## Problem requirements
Copy down every line where the string "image" shows up.

□ □ □ □

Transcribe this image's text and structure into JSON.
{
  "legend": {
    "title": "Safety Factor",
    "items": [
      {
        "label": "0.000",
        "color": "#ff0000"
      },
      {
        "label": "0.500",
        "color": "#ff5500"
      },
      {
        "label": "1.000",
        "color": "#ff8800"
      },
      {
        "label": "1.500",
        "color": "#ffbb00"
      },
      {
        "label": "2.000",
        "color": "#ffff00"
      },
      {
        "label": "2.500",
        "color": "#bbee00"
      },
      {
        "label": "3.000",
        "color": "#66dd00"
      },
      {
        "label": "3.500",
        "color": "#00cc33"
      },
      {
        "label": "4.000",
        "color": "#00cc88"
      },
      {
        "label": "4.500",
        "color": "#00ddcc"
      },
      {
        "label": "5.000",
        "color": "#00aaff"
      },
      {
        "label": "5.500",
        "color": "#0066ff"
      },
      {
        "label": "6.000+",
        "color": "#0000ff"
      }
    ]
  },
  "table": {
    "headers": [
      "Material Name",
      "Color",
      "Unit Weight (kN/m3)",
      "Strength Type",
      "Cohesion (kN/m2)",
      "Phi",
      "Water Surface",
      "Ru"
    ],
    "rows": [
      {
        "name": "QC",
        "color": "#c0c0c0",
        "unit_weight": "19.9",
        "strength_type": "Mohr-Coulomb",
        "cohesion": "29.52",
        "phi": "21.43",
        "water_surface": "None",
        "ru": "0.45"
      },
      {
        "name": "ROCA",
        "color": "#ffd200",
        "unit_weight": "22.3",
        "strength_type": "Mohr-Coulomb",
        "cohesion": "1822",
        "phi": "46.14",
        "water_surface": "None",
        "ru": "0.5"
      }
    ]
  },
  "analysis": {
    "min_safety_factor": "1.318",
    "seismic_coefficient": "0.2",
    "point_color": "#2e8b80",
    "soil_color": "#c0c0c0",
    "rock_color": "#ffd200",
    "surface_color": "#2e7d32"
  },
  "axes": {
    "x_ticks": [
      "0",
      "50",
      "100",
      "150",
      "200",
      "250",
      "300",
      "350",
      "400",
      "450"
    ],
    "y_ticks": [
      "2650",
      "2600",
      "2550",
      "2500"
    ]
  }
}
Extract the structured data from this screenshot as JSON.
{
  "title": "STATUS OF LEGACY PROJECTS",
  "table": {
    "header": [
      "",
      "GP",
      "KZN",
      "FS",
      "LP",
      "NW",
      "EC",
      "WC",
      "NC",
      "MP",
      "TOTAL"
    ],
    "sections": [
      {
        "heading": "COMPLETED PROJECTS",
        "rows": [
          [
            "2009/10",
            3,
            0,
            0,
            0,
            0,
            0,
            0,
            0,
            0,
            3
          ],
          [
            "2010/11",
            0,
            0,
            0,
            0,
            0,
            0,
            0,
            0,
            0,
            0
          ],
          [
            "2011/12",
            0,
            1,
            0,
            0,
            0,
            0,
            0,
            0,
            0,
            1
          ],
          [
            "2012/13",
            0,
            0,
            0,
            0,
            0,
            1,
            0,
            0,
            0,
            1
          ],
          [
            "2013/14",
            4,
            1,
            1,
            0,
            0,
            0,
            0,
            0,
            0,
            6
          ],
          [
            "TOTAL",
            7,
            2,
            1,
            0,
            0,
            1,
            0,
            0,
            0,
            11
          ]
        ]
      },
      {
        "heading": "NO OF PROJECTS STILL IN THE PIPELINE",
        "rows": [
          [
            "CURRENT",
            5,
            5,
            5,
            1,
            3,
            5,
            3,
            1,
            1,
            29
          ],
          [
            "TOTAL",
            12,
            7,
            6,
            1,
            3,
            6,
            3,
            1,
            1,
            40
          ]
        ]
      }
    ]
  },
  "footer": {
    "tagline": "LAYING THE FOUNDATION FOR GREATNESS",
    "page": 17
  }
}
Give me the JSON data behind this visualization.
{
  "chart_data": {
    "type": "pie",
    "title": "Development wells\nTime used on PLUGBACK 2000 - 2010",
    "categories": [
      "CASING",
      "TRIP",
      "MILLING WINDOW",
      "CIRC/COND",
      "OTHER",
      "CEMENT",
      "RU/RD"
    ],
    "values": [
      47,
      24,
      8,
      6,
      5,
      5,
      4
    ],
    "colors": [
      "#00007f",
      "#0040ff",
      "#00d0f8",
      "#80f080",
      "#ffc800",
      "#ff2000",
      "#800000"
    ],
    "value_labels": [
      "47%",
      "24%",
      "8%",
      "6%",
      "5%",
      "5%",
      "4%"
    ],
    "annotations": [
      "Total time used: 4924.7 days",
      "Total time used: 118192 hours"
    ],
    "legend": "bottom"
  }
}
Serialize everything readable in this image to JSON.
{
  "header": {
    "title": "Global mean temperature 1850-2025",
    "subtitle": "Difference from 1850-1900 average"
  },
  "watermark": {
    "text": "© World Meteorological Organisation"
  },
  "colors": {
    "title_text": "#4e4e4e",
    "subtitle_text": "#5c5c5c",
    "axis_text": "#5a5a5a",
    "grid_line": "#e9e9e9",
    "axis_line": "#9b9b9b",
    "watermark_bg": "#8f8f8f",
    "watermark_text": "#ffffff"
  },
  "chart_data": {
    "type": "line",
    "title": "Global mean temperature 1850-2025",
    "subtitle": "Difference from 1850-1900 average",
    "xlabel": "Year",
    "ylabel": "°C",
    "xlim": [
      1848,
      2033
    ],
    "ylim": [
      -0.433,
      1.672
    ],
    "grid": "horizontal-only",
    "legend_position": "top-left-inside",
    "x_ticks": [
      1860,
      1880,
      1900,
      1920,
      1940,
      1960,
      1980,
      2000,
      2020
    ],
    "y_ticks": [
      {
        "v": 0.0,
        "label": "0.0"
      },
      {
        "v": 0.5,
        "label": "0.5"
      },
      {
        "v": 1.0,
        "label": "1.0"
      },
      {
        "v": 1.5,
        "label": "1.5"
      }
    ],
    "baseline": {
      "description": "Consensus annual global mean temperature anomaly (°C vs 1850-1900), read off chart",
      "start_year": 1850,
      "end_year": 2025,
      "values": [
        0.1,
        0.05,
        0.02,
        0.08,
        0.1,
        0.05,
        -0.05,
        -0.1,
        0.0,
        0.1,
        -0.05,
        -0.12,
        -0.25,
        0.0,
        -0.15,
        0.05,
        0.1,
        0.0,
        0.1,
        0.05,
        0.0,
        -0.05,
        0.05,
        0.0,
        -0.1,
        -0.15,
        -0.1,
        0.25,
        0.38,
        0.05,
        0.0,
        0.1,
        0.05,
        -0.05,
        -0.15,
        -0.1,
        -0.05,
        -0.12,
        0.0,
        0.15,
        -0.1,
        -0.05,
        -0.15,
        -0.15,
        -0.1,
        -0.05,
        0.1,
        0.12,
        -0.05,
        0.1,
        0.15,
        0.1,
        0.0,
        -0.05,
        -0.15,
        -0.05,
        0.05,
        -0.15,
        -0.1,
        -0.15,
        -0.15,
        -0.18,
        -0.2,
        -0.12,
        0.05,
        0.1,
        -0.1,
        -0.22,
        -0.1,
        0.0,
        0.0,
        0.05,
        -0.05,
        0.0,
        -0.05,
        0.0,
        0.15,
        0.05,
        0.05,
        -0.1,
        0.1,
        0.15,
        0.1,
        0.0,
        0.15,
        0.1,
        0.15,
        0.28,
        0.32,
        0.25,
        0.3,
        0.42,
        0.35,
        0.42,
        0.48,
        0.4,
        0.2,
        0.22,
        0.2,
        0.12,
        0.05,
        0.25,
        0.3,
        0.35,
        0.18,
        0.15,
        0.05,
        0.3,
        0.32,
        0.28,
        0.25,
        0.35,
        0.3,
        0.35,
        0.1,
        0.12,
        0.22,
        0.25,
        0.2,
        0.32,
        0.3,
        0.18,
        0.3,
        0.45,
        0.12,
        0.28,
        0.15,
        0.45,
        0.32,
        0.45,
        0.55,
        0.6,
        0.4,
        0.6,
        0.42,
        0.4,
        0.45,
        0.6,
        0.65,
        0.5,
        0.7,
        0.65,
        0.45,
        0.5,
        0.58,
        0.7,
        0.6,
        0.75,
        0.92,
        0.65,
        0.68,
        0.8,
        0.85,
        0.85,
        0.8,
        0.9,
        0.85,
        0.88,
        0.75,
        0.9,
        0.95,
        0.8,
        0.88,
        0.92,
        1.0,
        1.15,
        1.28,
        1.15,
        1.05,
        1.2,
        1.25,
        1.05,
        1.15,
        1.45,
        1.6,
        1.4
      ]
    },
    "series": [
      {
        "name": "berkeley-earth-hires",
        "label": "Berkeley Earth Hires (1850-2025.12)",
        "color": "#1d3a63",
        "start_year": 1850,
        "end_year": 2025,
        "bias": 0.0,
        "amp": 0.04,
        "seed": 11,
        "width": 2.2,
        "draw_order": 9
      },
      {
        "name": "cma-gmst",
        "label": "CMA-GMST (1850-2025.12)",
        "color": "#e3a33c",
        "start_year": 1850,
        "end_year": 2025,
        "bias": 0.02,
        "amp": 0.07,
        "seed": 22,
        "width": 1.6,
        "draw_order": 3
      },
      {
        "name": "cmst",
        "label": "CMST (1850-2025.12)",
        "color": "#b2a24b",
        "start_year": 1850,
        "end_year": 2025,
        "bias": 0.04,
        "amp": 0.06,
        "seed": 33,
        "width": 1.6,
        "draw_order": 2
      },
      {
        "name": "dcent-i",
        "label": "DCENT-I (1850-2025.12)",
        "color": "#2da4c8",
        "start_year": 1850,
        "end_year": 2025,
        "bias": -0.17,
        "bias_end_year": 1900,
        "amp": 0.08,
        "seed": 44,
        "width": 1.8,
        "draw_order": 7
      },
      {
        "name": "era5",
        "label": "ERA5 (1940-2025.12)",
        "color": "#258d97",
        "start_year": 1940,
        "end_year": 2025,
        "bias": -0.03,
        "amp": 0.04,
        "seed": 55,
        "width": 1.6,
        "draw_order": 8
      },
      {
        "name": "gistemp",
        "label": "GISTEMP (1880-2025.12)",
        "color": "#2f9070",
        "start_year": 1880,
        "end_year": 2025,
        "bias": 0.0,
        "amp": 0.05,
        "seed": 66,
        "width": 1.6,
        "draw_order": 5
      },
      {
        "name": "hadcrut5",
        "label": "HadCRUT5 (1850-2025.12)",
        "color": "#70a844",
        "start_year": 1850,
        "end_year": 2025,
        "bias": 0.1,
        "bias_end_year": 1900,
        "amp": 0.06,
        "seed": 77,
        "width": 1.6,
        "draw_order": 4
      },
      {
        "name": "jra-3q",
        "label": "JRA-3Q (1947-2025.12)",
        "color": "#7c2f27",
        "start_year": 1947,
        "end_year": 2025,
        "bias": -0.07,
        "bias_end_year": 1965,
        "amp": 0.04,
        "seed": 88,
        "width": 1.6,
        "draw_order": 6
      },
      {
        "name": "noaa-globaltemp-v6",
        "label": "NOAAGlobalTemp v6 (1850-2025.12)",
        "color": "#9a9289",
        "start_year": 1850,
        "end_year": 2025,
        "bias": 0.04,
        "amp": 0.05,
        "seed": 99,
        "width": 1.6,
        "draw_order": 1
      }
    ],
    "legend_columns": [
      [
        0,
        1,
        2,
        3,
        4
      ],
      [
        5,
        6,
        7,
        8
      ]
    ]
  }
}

□ □ □ □

## Solution to the exercise
Transcribe this image's text and structure into JSON.
Serialize everything readable in this image to JSON.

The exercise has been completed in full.